* _Prompt_
Rewrite the items below, replacing every "FEB" with "Feb" and leaving everything else unchanged. Omit the pictures from your answer.
--
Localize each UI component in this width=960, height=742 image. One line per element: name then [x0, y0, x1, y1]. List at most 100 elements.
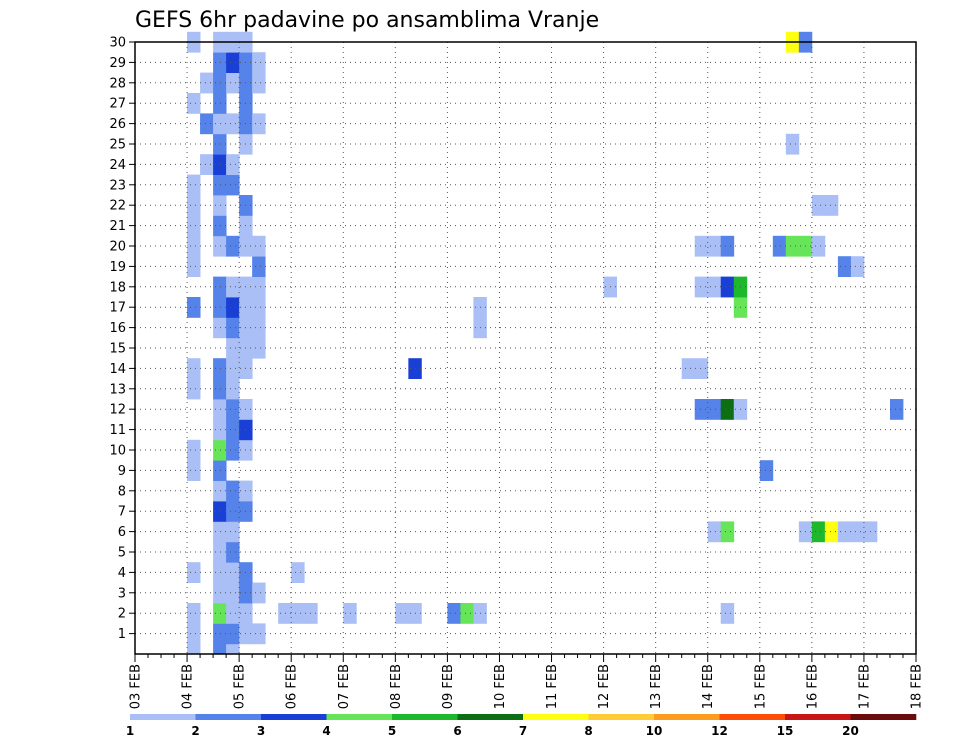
heatmap-cell: [187, 358, 201, 379]
y-tick-label: 17: [109, 301, 126, 316]
heatmap-cell: [187, 235, 201, 257]
x-tick-label: 10 FEB: [493, 664, 508, 709]
heatmap-cell: [850, 256, 865, 277]
heatmap-cell: [213, 215, 227, 237]
colorbar-label: 12: [711, 724, 728, 738]
x-tick-label: 11 FEB: [545, 664, 560, 709]
heatmap-cell: [213, 439, 227, 461]
x-tick-label: 14 FEB: [701, 664, 716, 709]
heatmap-cell: [226, 582, 240, 604]
heatmap-cell: [213, 460, 227, 481]
heatmap-cell: [252, 297, 266, 318]
y-tick-label: 4: [118, 566, 126, 581]
colorbar-swatch: [326, 714, 393, 720]
heatmap-cell: [694, 235, 709, 257]
heatmap-cell: [447, 603, 461, 624]
heatmap-cell: [694, 276, 709, 298]
heatmap-cell: [694, 358, 709, 379]
y-tick-label: 29: [109, 56, 126, 71]
heatmap-cell: [187, 93, 201, 114]
heatmap-cell: [226, 297, 240, 318]
heatmap-cell: [213, 623, 227, 645]
heatmap-cell: [226, 72, 240, 94]
heatmap-cell: [213, 174, 227, 196]
heatmap-cell: [252, 113, 266, 135]
y-tick-label: 19: [109, 260, 126, 275]
x-tick-label: 04 FEB: [181, 664, 196, 709]
heatmap-cell: [889, 399, 904, 420]
y-tick-label: 13: [109, 382, 126, 397]
colorbar-swatch: [719, 714, 786, 720]
heatmap-cell: [226, 378, 240, 400]
heatmap-cell: [187, 215, 201, 237]
heatmap-cell: [252, 235, 266, 257]
heatmap-cell: [213, 93, 227, 114]
colorbar-label: 5: [388, 724, 396, 738]
heatmap-cell: [213, 358, 227, 379]
heatmap-cell: [785, 133, 800, 155]
heatmap-cell: [707, 235, 722, 257]
heatmap-cell: [187, 562, 201, 583]
heatmap-cell: [200, 72, 214, 94]
y-tick-label: 16: [109, 321, 126, 336]
colorbar-swatch: [588, 714, 655, 720]
colorbar-label: 4: [322, 724, 330, 738]
y-tick-label: 7: [118, 505, 126, 520]
heatmap-cell: [681, 358, 696, 379]
heatmap-cell: [187, 256, 201, 277]
chart-title: GEFS 6hr padavine po ansamblima Vranje: [135, 8, 599, 33]
y-tick-label: 5: [118, 546, 126, 561]
heatmap-cell: [772, 235, 787, 257]
heatmap-cell: [213, 603, 227, 624]
heatmap-cell: [213, 562, 227, 583]
y-tick-label: 15: [109, 342, 126, 357]
y-tick-label: 27: [109, 97, 126, 112]
heatmap-cell: [226, 419, 240, 441]
heatmap-cell: [213, 501, 227, 522]
colorbar-swatch: [457, 714, 524, 720]
heatmap-cell: [213, 276, 227, 298]
y-tick-label: 11: [109, 423, 126, 438]
heatmap-cell: [213, 297, 227, 318]
heatmap-cell: [291, 603, 305, 624]
heatmap-cell: [460, 603, 474, 624]
heatmap-cell: [720, 521, 735, 543]
heatmap-cell: [213, 154, 227, 175]
heatmap-cell: [226, 439, 240, 461]
colorbar-swatch: [785, 714, 851, 720]
y-tick-label: 21: [109, 219, 126, 234]
heatmap-cell: [213, 480, 227, 502]
heatmap-cell: [187, 460, 201, 481]
heatmap-cell: [213, 378, 227, 400]
heatmap-cell: [694, 399, 709, 420]
heatmap-cell: [226, 501, 240, 522]
heatmap-cell: [811, 521, 826, 543]
heatmap-cell: [291, 562, 305, 583]
heatmap-cell: [707, 399, 722, 420]
heatmap-cell: [213, 643, 227, 655]
heatmap-cell: [707, 521, 722, 543]
heatmap-cell: [226, 235, 240, 257]
heatmap-cell: [278, 603, 292, 624]
heatmap-cell: [811, 235, 826, 257]
heatmap-cell: [252, 337, 266, 359]
heatmap-cell: [213, 195, 227, 216]
heatmap-cell: [252, 623, 266, 645]
x-tick-label: 07 FEB: [337, 664, 352, 709]
heatmap-cell: [213, 133, 227, 155]
y-tick-label: 12: [109, 403, 126, 418]
y-axis: 1234567891011121314151617181920212223242…: [109, 36, 135, 642]
x-tick-label: 09 FEB: [441, 664, 456, 709]
y-tick-label: 26: [109, 117, 126, 132]
heatmap-cell: [759, 460, 774, 481]
x-tick-label: 16 FEB: [805, 664, 820, 709]
x-tick-label: 13 FEB: [649, 664, 664, 709]
heatmap-cell: [213, 541, 227, 563]
heatmap-cell: [343, 603, 357, 624]
y-tick-label: 23: [109, 178, 126, 193]
heatmap-cell: [720, 235, 735, 257]
heatmap-cell: [213, 582, 227, 604]
heatmap-cell: [226, 562, 240, 583]
heatmap-cell: [785, 235, 800, 257]
heatmap-cell: [213, 317, 227, 339]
--
* _Problem solution_
Localize each UI component in this width=960, height=742 image. One line per element: name then [x0, y0, x1, y1]. List at most 100 elements.
heatmap-cell: [187, 358, 201, 379]
y-tick-label: 17: [109, 301, 126, 316]
heatmap-cell: [187, 235, 201, 257]
x-tick-label: 10 Feb: [493, 664, 508, 709]
heatmap-cell: [850, 256, 865, 277]
heatmap-cell: [213, 215, 227, 237]
colorbar-label: 12: [711, 724, 728, 738]
x-tick-label: 11 Feb: [545, 664, 560, 709]
heatmap-cell: [213, 439, 227, 461]
x-tick-label: 14 Feb: [701, 664, 716, 709]
heatmap-cell: [226, 582, 240, 604]
heatmap-cell: [213, 460, 227, 481]
heatmap-cell: [252, 297, 266, 318]
y-tick-label: 4: [118, 566, 126, 581]
colorbar-swatch: [326, 714, 393, 720]
heatmap-cell: [694, 235, 709, 257]
heatmap-cell: [447, 603, 461, 624]
heatmap-cell: [694, 276, 709, 298]
heatmap-cell: [694, 358, 709, 379]
y-tick-label: 29: [109, 56, 126, 71]
heatmap-cell: [187, 93, 201, 114]
heatmap-cell: [226, 297, 240, 318]
heatmap-cell: [213, 623, 227, 645]
heatmap-cell: [226, 72, 240, 94]
heatmap-cell: [213, 174, 227, 196]
heatmap-cell: [252, 113, 266, 135]
y-tick-label: 19: [109, 260, 126, 275]
x-tick-label: 04 Feb: [181, 664, 196, 709]
heatmap-cell: [889, 399, 904, 420]
y-tick-label: 13: [109, 382, 126, 397]
colorbar-swatch: [719, 714, 786, 720]
heatmap-cell: [226, 378, 240, 400]
heatmap-cell: [187, 215, 201, 237]
heatmap-cell: [252, 235, 266, 257]
heatmap-cell: [213, 93, 227, 114]
colorbar-label: 5: [388, 724, 396, 738]
heatmap-cell: [213, 358, 227, 379]
heatmap-cell: [785, 133, 800, 155]
heatmap-cell: [707, 235, 722, 257]
heatmap-cell: [187, 562, 201, 583]
heatmap-cell: [200, 72, 214, 94]
y-tick-label: 16: [109, 321, 126, 336]
colorbar-swatch: [588, 714, 655, 720]
colorbar-label: 4: [322, 724, 330, 738]
y-tick-label: 7: [118, 505, 126, 520]
heatmap-cell: [681, 358, 696, 379]
heatmap-cell: [187, 256, 201, 277]
chart-title: GEFS 6hr padavine po ansamblima Vranje: [135, 8, 599, 33]
y-tick-label: 5: [118, 546, 126, 561]
heatmap-cell: [772, 235, 787, 257]
heatmap-cell: [213, 603, 227, 624]
heatmap-cell: [213, 562, 227, 583]
y-tick-label: 15: [109, 342, 126, 357]
y-tick-label: 27: [109, 97, 126, 112]
heatmap-cell: [226, 419, 240, 441]
heatmap-cell: [213, 501, 227, 522]
colorbar-swatch: [457, 714, 524, 720]
heatmap-cell: [213, 276, 227, 298]
y-tick-label: 11: [109, 423, 126, 438]
heatmap-cell: [213, 297, 227, 318]
heatmap-cell: [291, 603, 305, 624]
heatmap-cell: [460, 603, 474, 624]
heatmap-cell: [720, 521, 735, 543]
heatmap-cell: [213, 154, 227, 175]
heatmap-cell: [226, 439, 240, 461]
colorbar-swatch: [785, 714, 851, 720]
y-tick-label: 21: [109, 219, 126, 234]
heatmap-cell: [213, 480, 227, 502]
heatmap-cell: [187, 460, 201, 481]
heatmap-cell: [213, 378, 227, 400]
heatmap-cell: [694, 399, 709, 420]
heatmap-cell: [226, 501, 240, 522]
heatmap-cell: [811, 521, 826, 543]
heatmap-cell: [291, 562, 305, 583]
heatmap-cell: [707, 399, 722, 420]
heatmap-cell: [213, 643, 227, 655]
heatmap-cell: [707, 521, 722, 543]
heatmap-cell: [226, 235, 240, 257]
heatmap-cell: [278, 603, 292, 624]
heatmap-cell: [811, 235, 826, 257]
heatmap-cell: [252, 337, 266, 359]
heatmap-cell: [213, 195, 227, 216]
heatmap-cell: [252, 623, 266, 645]
x-tick-label: 07 Feb: [337, 664, 352, 709]
heatmap-cell: [213, 133, 227, 155]
y-tick-label: 12: [109, 403, 126, 418]
y-axis: 1234567891011121314151617181920212223242…: [109, 36, 135, 642]
x-tick-label: 09 Feb: [441, 664, 456, 709]
y-tick-label: 26: [109, 117, 126, 132]
heatmap-cell: [759, 460, 774, 481]
x-tick-label: 16 Feb: [805, 664, 820, 709]
x-tick-label: 13 Feb: [649, 664, 664, 709]
heatmap-cell: [213, 541, 227, 563]
heatmap-cell: [343, 603, 357, 624]
y-tick-label: 23: [109, 178, 126, 193]
heatmap-cell: [720, 235, 735, 257]
heatmap-cell: [213, 582, 227, 604]
heatmap-cell: [226, 562, 240, 583]
heatmap-cell: [785, 235, 800, 257]
heatmap-cell: [213, 317, 227, 339]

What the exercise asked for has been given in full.